To do: Edit the rows from the first one through the row containing "line-number: 6: [0, 155, 52, 182]", replacing "window-titlebar" with "title-bar" and leaving everything else as it is.

Box annotation data
******************************

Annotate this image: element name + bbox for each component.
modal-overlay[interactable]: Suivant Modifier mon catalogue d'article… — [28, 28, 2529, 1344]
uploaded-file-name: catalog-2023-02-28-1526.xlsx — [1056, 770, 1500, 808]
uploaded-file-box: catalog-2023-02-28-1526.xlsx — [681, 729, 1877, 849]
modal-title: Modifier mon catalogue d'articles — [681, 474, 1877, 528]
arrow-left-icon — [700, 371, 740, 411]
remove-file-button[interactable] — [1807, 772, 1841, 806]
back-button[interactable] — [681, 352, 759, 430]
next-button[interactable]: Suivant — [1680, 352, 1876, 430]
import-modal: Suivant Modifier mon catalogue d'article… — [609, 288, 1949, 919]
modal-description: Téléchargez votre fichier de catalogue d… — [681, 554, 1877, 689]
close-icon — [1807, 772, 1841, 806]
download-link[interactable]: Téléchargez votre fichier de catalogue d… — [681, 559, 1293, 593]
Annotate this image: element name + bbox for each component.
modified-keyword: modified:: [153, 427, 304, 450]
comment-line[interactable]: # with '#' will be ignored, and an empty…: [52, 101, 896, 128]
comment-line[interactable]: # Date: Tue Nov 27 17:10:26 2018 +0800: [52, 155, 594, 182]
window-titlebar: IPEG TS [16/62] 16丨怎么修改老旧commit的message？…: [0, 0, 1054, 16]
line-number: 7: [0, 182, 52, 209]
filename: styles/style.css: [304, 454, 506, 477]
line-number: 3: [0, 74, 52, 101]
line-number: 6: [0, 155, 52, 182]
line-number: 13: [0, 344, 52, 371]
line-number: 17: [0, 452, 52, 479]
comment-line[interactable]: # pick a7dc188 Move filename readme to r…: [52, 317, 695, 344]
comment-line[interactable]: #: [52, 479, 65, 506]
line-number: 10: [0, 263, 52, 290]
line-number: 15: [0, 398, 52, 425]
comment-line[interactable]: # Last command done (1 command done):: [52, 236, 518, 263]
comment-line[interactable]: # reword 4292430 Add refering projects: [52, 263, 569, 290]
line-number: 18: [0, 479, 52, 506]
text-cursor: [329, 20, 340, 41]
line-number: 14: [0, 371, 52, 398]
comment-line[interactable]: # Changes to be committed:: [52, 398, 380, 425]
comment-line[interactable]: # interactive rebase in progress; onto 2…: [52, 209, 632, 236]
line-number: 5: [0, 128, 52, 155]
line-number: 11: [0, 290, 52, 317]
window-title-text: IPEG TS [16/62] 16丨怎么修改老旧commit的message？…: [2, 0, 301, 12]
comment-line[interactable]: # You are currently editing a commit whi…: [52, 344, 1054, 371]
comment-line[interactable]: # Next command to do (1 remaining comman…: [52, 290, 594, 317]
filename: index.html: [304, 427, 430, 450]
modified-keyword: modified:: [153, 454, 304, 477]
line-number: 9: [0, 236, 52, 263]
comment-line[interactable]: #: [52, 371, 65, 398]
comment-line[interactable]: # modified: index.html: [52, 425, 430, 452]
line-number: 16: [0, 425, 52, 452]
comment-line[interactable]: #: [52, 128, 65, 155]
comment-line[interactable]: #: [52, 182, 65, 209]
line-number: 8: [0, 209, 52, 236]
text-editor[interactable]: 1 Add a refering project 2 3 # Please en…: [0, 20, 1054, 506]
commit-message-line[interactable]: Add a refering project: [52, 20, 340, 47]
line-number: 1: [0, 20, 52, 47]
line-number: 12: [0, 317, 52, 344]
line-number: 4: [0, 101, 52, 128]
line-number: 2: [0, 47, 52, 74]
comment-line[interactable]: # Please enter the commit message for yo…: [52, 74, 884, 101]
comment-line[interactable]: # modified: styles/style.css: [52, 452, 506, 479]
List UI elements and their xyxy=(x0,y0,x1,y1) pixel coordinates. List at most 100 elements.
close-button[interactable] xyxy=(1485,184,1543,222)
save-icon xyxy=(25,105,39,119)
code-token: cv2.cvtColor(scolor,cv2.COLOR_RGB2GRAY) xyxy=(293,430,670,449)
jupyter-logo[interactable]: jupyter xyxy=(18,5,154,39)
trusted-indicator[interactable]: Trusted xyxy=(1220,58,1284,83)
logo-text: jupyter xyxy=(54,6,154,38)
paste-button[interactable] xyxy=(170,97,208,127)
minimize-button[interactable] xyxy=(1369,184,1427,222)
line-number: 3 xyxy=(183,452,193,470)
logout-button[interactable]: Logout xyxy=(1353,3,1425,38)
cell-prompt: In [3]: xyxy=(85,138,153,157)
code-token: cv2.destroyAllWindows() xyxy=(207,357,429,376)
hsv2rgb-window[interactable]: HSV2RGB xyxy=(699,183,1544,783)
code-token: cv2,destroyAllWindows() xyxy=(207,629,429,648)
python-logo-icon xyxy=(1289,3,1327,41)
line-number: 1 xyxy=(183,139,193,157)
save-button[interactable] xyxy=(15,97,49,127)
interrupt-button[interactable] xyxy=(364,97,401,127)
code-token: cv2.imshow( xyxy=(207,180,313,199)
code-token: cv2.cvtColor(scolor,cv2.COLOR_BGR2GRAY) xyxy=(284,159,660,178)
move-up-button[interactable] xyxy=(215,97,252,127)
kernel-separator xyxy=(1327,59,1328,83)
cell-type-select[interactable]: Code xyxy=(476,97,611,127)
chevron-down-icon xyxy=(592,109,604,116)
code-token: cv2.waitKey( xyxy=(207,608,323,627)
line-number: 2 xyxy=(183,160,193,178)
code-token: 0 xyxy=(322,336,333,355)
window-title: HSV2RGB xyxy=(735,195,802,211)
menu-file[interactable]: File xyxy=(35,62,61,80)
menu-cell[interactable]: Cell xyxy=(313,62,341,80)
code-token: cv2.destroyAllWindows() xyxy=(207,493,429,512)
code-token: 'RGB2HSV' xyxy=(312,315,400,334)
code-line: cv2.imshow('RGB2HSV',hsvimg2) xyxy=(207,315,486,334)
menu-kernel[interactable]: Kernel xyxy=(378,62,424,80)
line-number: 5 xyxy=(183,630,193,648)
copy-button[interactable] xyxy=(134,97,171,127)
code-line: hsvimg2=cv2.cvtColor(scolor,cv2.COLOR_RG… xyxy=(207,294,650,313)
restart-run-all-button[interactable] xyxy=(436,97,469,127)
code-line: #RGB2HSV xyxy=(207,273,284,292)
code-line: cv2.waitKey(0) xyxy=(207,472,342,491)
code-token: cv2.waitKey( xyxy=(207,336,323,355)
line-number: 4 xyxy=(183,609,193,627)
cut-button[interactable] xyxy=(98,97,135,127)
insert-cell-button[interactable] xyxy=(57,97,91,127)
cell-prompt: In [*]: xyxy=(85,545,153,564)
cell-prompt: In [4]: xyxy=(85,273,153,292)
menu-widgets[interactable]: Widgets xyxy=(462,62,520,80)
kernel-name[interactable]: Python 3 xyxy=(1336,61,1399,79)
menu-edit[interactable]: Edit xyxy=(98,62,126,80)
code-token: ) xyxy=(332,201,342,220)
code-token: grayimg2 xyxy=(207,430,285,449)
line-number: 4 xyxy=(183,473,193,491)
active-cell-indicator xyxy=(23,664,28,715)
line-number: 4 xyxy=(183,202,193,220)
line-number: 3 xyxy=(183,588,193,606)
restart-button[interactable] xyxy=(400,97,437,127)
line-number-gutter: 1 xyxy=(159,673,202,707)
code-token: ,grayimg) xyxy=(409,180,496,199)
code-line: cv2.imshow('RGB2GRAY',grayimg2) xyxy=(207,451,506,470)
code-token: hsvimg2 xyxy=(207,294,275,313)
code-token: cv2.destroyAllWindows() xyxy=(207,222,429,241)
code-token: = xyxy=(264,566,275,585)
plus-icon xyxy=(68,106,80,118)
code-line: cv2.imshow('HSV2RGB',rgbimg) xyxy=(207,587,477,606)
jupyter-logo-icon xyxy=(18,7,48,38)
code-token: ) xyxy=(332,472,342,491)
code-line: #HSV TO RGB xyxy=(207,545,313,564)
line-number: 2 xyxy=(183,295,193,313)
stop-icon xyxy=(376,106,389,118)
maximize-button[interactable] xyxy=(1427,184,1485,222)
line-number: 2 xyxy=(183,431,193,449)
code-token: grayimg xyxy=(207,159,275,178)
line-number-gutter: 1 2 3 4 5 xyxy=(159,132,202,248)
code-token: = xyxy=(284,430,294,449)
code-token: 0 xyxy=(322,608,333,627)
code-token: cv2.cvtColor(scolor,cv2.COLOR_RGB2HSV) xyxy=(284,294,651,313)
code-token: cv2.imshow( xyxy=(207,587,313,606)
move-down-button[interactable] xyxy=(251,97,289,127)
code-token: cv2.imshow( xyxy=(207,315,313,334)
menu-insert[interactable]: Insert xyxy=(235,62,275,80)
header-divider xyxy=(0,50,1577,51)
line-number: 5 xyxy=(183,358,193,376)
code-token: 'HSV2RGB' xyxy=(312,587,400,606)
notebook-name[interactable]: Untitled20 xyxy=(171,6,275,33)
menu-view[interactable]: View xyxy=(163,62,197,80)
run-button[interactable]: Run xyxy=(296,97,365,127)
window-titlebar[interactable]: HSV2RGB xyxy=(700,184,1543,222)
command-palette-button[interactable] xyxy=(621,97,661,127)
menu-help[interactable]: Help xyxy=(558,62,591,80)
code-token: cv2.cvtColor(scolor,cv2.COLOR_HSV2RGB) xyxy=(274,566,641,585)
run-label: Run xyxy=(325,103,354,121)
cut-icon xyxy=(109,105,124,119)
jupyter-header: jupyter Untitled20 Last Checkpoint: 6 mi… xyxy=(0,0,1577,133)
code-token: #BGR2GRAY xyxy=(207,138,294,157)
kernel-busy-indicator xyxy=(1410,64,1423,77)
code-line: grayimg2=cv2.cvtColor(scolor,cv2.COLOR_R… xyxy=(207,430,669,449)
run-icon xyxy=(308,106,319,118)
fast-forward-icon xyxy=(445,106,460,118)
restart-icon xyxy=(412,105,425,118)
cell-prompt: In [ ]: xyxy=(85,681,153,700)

******************************

Answer for the task:
Annotate this image: element name + bbox for each component.
modal-overlay[interactable]: Suivant Modifier mon catalogue d'article… — [28, 28, 2529, 1344]
uploaded-file-name: catalog-2023-02-28-1526.xlsx — [1056, 770, 1500, 808]
uploaded-file-box: catalog-2023-02-28-1526.xlsx — [681, 729, 1877, 849]
modal-title: Modifier mon catalogue d'articles — [681, 474, 1877, 528]
arrow-left-icon — [700, 371, 740, 411]
remove-file-button[interactable] — [1807, 772, 1841, 806]
back-button[interactable] — [681, 352, 759, 430]
next-button[interactable]: Suivant — [1680, 352, 1876, 430]
import-modal: Suivant Modifier mon catalogue d'article… — [609, 288, 1949, 919]
modal-description: Téléchargez votre fichier de catalogue d… — [681, 554, 1877, 689]
close-icon — [1807, 772, 1841, 806]
download-link[interactable]: Téléchargez votre fichier de catalogue d… — [681, 559, 1293, 593]
Annotate this image: element name + bbox for each component.
modified-keyword: modified:: [153, 427, 304, 450]
comment-line[interactable]: # with '#' will be ignored, and an empty…: [52, 101, 896, 128]
comment-line[interactable]: # Date: Tue Nov 27 17:10:26 2018 +0800: [52, 155, 594, 182]
title-bar: IPEG TS [16/62] 16丨怎么修改老旧commit的message？…: [0, 0, 1054, 16]
line-number: 7: [0, 182, 52, 209]
filename: styles/style.css: [304, 454, 506, 477]
line-number: 3: [0, 74, 52, 101]
line-number: 6: [0, 155, 52, 182]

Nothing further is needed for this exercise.